> **GIVEN TASK**: Review the material and extract every line in which the word "Indicated" occurs.
○ ○ ○
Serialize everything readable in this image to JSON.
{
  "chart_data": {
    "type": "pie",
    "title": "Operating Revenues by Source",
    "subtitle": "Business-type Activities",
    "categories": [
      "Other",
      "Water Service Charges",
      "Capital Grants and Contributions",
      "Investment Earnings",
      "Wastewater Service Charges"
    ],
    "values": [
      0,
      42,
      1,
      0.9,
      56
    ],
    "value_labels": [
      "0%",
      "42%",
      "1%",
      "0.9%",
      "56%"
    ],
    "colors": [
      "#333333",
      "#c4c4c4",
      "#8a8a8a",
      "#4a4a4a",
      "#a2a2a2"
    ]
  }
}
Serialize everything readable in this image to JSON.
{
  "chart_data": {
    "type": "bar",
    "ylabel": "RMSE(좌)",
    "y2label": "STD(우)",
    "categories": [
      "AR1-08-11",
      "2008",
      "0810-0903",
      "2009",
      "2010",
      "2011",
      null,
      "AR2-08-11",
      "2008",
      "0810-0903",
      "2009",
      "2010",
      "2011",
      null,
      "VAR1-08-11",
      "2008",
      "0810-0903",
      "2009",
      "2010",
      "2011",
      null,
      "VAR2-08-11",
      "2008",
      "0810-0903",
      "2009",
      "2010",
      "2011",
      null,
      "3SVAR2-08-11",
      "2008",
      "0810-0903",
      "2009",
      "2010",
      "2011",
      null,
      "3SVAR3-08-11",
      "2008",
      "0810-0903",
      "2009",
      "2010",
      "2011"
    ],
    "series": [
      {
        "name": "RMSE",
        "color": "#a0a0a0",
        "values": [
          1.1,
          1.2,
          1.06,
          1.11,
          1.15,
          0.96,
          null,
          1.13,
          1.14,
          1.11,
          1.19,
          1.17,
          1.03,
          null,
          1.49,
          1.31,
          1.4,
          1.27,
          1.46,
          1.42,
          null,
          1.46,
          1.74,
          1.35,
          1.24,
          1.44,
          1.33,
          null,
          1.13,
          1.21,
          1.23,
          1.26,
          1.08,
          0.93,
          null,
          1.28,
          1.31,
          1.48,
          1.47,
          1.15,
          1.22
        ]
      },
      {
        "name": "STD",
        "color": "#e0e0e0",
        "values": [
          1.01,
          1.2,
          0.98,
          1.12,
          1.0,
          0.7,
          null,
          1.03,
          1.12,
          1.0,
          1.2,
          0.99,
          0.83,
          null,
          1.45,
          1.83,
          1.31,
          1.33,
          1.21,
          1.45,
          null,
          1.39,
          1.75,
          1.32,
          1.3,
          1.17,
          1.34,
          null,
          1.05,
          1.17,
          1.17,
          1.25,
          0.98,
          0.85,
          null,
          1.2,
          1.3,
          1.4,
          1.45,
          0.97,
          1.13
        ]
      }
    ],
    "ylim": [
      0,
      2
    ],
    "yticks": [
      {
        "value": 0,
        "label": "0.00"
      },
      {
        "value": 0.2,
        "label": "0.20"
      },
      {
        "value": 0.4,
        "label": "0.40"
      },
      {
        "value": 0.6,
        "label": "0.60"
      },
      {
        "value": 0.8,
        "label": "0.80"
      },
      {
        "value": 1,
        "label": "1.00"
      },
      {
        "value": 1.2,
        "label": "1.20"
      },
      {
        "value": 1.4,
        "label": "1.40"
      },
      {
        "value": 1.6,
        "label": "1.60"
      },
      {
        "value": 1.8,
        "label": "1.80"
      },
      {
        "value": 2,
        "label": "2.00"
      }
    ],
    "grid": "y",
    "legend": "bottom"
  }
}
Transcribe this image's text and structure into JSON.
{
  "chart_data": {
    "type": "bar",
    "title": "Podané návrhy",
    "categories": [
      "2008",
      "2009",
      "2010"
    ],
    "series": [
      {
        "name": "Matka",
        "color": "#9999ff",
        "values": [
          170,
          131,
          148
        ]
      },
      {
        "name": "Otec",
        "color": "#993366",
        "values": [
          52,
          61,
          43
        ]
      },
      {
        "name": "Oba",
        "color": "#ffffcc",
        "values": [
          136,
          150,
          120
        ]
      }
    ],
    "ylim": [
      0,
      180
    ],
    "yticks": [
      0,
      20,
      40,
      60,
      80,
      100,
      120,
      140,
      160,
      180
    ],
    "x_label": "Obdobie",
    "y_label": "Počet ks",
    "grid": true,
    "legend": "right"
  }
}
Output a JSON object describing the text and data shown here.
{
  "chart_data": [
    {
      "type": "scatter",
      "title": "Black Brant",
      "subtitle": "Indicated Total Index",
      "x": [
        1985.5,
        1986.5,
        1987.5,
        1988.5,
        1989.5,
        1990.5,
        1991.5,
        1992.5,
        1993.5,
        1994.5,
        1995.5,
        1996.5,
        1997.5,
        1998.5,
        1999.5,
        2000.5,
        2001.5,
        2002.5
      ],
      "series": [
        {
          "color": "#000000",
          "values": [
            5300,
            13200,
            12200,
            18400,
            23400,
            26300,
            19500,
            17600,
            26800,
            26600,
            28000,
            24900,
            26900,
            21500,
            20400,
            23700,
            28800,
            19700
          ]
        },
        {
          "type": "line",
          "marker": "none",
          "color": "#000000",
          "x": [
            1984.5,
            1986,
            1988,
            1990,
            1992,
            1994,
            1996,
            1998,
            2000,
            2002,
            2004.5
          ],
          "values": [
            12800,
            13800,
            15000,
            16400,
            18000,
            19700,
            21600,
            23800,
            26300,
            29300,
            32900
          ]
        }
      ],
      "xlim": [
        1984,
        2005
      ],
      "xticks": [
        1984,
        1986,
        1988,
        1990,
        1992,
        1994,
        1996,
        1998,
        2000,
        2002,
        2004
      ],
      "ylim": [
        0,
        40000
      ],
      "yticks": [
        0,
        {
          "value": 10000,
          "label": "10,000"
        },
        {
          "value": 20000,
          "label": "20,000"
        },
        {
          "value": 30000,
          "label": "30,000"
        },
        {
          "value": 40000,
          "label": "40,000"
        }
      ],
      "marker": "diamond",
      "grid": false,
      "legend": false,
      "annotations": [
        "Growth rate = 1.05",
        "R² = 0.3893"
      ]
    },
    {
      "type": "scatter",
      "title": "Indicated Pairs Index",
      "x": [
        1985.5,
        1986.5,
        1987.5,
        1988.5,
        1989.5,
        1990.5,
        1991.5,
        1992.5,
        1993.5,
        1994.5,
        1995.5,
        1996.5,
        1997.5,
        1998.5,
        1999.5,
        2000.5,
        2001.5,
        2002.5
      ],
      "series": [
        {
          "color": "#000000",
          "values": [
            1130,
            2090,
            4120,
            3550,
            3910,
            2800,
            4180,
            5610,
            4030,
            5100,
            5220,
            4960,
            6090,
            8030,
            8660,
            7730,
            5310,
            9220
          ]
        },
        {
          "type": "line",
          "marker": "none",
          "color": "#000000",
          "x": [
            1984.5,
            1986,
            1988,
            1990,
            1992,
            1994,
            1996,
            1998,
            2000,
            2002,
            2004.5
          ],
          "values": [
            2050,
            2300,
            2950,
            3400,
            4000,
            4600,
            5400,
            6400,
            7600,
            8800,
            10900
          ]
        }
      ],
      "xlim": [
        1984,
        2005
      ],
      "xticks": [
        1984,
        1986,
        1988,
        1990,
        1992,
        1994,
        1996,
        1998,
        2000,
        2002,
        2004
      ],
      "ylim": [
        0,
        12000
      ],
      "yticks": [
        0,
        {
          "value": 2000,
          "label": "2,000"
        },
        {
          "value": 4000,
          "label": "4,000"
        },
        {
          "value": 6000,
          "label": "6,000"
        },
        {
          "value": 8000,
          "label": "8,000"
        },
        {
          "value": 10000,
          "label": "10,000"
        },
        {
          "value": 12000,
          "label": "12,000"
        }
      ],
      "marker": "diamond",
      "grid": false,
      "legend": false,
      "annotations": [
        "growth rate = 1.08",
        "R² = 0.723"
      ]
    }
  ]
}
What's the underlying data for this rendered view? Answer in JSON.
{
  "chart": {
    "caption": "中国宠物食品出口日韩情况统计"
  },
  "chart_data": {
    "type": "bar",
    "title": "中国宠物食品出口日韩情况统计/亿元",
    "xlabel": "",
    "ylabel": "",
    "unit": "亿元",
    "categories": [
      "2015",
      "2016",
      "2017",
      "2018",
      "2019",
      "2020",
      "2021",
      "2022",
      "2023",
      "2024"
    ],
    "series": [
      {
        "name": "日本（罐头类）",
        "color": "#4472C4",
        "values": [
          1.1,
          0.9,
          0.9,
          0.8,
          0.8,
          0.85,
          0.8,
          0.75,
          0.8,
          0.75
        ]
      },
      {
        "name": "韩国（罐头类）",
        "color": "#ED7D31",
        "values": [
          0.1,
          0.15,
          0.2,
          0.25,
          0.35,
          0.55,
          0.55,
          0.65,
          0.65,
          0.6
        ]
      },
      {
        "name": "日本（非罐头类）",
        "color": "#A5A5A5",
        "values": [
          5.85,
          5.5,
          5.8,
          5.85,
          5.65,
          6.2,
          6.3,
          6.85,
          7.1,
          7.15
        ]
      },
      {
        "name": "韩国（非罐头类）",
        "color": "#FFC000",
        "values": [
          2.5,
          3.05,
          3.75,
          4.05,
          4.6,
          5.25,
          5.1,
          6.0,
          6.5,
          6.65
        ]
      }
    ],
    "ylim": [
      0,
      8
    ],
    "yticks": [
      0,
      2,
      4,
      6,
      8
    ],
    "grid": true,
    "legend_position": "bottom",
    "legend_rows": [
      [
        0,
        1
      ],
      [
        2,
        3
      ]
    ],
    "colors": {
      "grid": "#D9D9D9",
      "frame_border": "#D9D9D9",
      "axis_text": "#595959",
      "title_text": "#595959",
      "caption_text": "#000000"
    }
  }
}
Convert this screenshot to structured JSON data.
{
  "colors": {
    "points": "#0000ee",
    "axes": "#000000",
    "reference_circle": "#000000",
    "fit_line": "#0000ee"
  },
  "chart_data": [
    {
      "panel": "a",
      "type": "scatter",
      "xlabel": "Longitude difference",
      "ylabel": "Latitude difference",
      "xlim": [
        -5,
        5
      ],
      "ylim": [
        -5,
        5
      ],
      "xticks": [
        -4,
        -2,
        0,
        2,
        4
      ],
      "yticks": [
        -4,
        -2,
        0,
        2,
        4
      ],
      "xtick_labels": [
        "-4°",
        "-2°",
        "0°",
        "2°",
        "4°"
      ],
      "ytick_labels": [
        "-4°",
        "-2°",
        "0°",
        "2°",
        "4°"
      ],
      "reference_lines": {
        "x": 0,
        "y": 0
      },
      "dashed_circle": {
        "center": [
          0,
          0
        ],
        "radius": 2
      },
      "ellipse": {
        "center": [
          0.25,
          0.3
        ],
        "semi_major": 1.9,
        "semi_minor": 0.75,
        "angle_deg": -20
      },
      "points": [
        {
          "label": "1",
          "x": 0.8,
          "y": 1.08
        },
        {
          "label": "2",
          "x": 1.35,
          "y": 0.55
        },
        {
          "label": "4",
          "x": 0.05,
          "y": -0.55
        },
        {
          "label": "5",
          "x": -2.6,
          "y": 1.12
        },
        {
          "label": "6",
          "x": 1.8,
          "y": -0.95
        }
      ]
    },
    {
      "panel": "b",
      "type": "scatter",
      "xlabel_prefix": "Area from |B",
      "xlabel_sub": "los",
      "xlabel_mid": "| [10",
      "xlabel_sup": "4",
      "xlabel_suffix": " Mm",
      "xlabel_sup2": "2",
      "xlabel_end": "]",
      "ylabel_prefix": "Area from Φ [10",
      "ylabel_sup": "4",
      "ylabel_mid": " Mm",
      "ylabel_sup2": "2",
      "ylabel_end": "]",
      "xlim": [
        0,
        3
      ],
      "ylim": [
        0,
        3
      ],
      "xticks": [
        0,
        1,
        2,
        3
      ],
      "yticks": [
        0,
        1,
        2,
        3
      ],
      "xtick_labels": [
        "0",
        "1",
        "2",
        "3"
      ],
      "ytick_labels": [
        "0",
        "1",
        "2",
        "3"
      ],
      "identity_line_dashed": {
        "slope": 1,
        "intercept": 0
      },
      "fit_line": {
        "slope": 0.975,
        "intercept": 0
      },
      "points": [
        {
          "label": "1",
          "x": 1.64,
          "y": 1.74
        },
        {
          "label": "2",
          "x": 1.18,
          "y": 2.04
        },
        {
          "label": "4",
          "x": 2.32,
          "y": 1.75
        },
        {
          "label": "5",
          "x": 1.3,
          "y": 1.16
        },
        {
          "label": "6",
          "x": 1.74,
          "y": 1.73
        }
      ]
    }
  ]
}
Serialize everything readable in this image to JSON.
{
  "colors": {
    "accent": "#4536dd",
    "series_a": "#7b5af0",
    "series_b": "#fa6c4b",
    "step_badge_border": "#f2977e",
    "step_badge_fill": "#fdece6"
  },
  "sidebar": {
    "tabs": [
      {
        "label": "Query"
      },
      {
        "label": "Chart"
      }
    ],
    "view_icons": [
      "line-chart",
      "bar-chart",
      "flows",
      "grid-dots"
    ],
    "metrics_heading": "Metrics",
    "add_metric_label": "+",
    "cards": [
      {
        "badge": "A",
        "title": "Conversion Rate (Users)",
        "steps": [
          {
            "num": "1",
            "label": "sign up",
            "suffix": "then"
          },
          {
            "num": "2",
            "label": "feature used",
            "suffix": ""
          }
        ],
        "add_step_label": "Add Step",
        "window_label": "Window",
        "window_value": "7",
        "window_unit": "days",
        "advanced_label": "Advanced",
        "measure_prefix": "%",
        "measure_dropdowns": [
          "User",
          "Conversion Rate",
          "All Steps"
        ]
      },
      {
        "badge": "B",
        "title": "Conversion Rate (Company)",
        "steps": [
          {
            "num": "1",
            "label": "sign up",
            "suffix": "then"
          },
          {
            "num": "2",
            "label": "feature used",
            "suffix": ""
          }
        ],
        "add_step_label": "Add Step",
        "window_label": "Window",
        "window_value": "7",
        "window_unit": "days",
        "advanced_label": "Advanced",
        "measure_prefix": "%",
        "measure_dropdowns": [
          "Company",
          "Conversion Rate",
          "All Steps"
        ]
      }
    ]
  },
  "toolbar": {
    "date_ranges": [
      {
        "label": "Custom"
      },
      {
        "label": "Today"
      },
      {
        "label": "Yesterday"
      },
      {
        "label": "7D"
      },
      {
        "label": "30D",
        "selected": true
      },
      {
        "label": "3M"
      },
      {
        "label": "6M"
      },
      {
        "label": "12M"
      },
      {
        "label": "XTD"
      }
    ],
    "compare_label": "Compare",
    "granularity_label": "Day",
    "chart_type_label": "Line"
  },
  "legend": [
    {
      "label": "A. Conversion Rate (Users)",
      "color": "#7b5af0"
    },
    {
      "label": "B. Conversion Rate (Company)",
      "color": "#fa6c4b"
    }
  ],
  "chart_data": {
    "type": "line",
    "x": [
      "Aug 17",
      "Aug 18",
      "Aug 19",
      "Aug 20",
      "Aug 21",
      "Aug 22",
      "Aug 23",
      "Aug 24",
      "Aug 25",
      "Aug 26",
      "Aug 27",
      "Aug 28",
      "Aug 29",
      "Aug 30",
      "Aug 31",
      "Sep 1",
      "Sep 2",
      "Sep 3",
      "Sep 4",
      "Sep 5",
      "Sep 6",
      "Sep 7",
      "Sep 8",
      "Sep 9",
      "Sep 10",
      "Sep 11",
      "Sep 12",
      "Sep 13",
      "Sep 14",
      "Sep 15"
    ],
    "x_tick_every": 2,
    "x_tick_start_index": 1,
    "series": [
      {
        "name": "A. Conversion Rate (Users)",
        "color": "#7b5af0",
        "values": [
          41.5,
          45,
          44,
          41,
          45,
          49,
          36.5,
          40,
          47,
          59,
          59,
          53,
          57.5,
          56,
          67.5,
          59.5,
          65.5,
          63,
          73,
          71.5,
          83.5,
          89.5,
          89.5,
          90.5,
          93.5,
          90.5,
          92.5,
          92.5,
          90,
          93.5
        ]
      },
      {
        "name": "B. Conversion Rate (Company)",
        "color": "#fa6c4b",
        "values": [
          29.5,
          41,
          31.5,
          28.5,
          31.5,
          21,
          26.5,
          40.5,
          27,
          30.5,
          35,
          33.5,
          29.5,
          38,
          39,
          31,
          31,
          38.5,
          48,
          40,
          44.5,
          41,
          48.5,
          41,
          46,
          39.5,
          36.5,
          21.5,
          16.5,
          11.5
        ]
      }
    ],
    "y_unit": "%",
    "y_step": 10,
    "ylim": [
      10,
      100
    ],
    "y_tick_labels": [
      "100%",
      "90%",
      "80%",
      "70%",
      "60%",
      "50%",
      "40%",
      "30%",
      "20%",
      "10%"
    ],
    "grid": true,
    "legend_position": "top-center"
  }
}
○ ○ ○
> **FULL ANSWER**:
      "subtitle": "Indicated Total Index",
      "title": "Indicated Pairs Index",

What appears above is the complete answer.